What this task involves
Select the lines of the records containing the word "Pulsewidth" and list them.

Working data

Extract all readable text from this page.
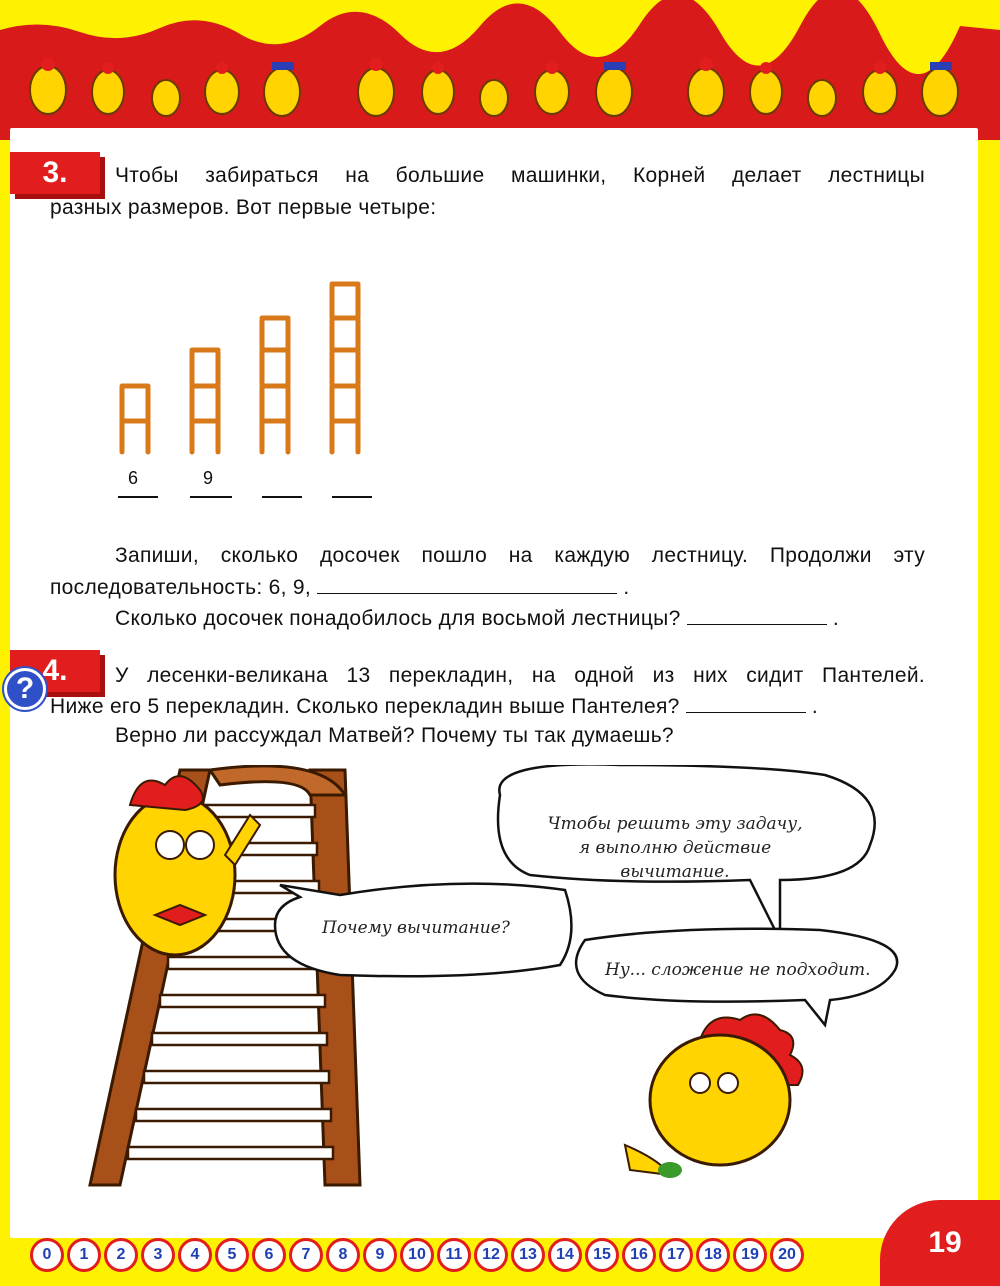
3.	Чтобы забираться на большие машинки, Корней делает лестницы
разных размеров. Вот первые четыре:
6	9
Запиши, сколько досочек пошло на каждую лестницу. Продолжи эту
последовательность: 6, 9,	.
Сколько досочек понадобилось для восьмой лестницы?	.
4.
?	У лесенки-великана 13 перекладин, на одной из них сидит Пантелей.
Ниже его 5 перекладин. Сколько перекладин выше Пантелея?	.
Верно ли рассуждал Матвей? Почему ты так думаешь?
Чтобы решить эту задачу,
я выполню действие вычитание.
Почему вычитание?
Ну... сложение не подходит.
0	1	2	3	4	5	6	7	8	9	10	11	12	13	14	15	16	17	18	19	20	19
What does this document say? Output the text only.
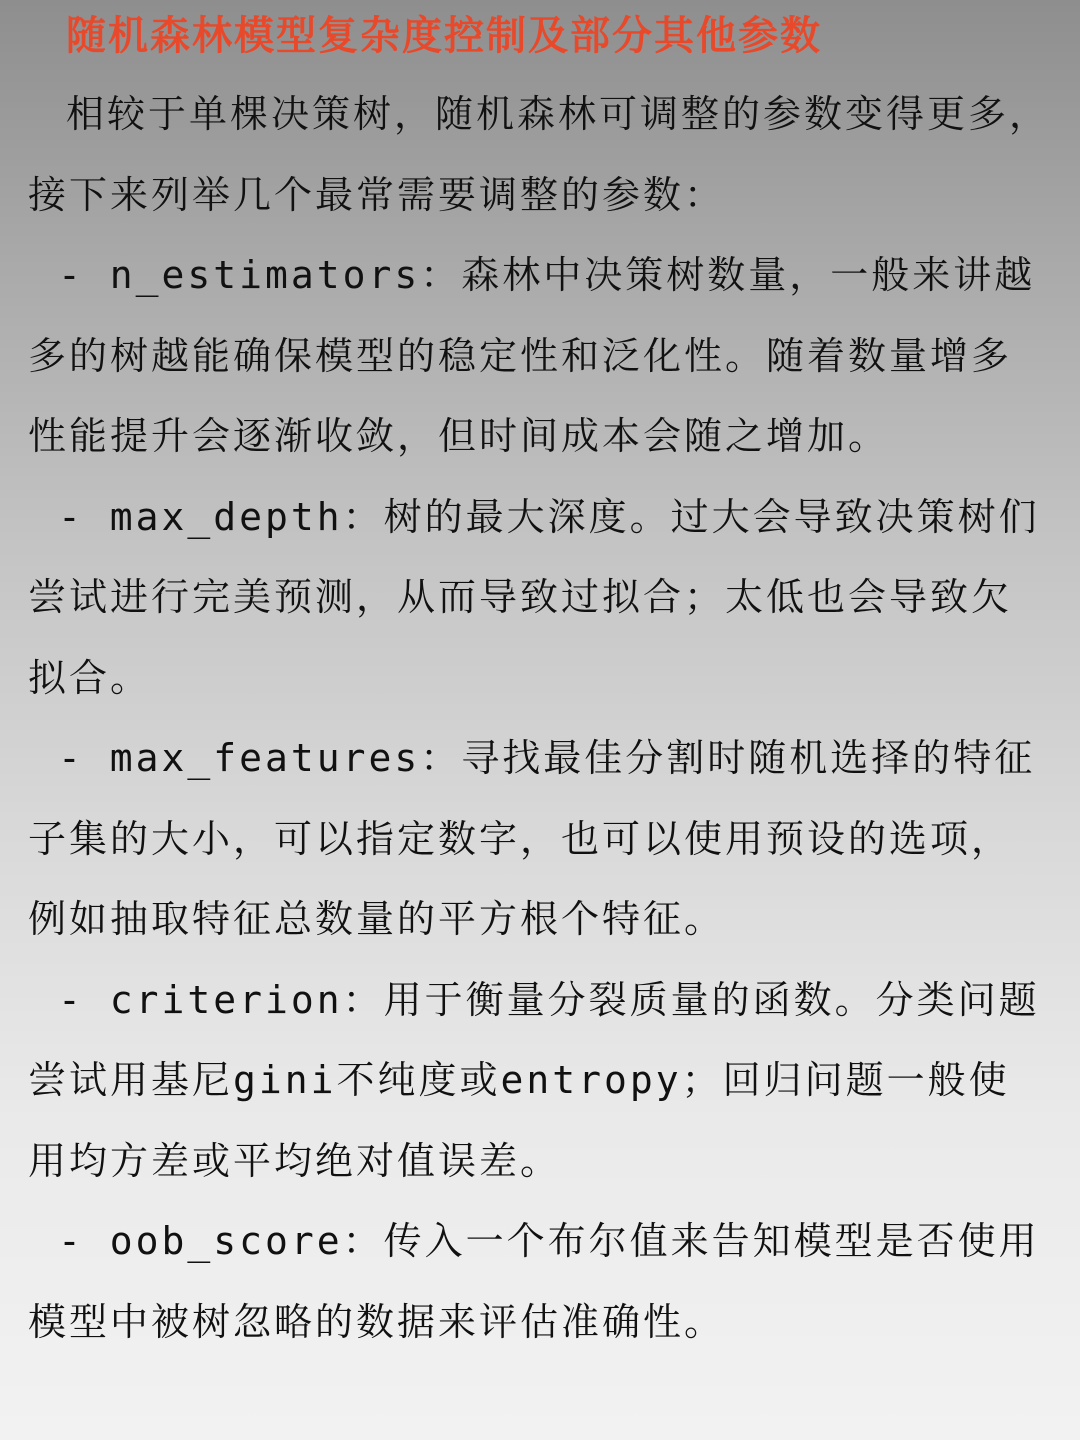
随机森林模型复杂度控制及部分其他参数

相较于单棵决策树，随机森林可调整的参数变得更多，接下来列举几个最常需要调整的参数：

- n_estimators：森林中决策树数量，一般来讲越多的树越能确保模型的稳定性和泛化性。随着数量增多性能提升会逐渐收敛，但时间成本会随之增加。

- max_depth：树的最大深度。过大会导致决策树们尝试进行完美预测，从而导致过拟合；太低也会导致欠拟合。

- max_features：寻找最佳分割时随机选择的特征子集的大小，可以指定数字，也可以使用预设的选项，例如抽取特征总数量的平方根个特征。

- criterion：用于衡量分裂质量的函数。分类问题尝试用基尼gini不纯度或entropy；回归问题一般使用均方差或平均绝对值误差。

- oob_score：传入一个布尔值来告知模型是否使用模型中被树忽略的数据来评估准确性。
==
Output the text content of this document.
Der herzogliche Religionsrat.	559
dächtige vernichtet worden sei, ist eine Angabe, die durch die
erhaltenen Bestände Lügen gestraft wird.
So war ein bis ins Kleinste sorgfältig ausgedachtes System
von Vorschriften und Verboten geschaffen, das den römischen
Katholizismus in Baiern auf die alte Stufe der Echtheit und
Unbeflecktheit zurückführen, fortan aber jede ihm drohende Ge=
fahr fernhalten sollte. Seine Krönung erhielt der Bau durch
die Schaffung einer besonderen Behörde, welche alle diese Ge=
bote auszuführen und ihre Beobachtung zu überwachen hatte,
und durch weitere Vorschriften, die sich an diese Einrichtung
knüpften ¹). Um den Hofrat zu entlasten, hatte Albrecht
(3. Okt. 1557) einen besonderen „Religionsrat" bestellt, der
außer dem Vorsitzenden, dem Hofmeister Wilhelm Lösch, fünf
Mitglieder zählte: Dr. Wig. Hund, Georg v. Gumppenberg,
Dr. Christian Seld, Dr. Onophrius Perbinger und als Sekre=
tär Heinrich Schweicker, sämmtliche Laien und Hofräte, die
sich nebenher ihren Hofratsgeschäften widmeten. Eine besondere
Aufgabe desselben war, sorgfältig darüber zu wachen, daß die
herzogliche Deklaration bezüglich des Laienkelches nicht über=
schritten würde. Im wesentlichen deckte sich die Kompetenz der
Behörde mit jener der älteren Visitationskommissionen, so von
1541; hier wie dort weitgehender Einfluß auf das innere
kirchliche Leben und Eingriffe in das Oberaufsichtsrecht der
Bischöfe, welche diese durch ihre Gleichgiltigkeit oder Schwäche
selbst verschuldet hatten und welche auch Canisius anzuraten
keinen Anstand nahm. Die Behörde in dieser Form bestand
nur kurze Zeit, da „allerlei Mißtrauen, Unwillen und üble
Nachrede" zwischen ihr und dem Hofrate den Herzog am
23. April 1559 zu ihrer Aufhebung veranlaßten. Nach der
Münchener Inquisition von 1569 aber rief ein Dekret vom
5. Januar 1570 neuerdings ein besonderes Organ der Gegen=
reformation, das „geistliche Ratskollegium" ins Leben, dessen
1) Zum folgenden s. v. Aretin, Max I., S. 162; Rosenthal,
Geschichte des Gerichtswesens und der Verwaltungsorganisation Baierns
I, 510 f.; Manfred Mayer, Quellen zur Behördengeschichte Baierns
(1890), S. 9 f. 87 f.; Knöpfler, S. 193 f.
...
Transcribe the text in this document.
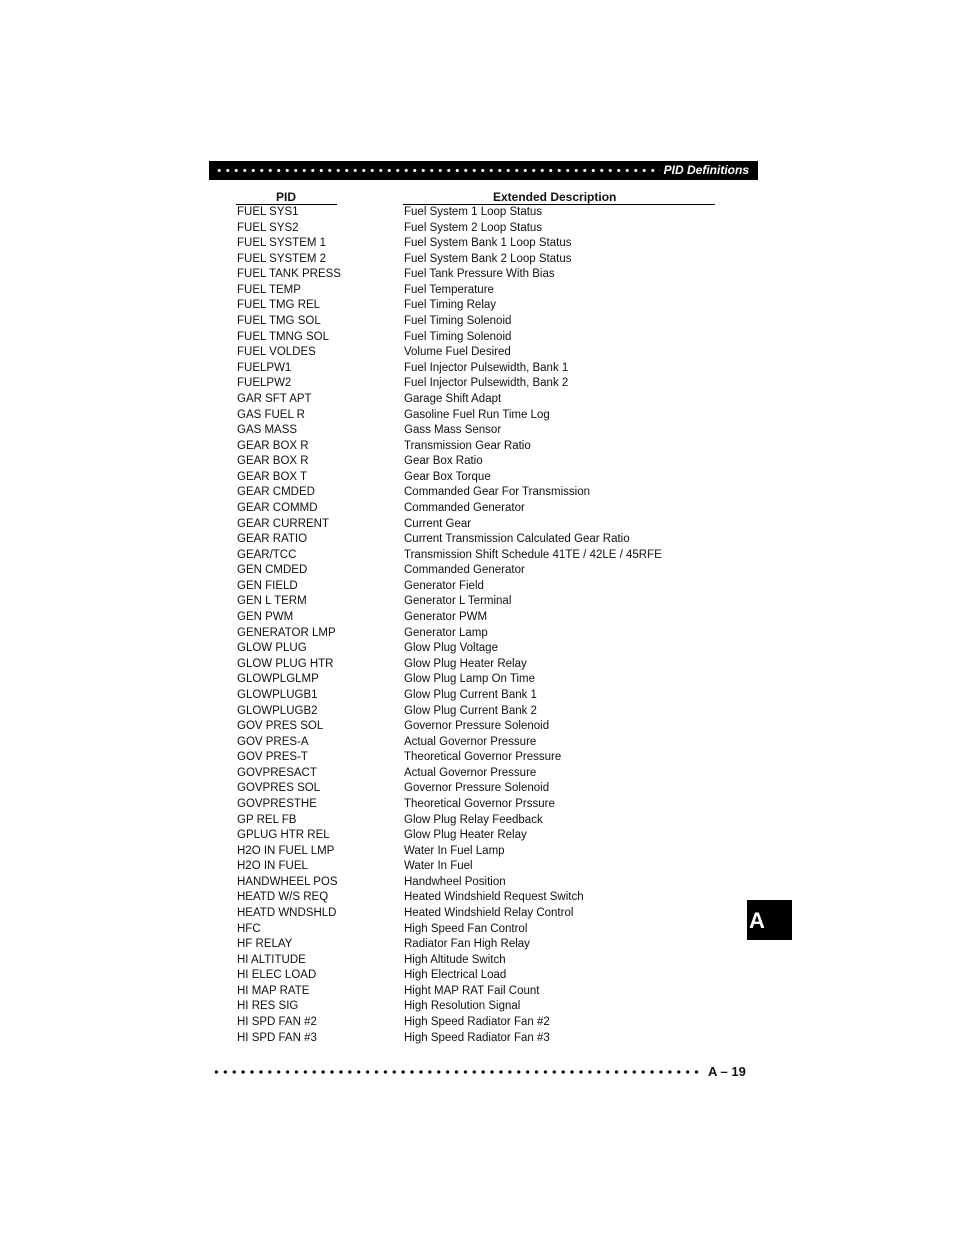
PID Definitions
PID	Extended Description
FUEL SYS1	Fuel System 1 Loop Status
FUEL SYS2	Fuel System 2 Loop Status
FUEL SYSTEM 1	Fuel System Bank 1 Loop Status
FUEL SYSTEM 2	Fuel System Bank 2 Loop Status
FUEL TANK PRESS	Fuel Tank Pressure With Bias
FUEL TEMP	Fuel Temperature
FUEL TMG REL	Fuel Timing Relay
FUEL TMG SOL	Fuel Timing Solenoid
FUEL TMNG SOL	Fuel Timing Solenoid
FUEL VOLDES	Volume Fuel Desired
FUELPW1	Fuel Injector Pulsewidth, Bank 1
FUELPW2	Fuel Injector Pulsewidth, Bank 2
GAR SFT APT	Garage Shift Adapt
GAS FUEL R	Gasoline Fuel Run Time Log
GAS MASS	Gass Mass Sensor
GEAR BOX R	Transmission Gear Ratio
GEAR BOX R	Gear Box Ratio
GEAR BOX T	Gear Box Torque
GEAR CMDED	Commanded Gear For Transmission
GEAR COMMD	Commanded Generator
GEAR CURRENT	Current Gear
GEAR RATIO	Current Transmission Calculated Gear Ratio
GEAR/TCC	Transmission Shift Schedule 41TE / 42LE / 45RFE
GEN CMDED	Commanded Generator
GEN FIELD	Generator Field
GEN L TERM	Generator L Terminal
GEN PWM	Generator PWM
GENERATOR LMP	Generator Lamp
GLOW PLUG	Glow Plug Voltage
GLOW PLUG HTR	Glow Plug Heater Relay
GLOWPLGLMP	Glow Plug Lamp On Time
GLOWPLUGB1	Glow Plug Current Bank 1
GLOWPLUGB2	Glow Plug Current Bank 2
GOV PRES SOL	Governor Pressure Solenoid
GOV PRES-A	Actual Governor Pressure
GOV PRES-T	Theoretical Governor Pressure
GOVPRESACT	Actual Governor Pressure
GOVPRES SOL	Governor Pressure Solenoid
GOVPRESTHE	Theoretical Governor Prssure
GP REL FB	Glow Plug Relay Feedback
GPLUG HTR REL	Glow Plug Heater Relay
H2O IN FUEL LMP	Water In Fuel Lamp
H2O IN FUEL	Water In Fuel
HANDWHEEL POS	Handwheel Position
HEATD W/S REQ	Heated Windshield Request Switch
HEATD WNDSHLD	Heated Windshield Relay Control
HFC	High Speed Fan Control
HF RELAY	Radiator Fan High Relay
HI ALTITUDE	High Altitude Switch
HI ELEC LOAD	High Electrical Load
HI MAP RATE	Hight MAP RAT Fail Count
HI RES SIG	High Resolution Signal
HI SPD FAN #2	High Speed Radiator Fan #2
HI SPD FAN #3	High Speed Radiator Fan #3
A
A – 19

Written solution
FUELPW1	Fuel Injector Pulsewidth, Bank 1
FUELPW2	Fuel Injector Pulsewidth, Bank 2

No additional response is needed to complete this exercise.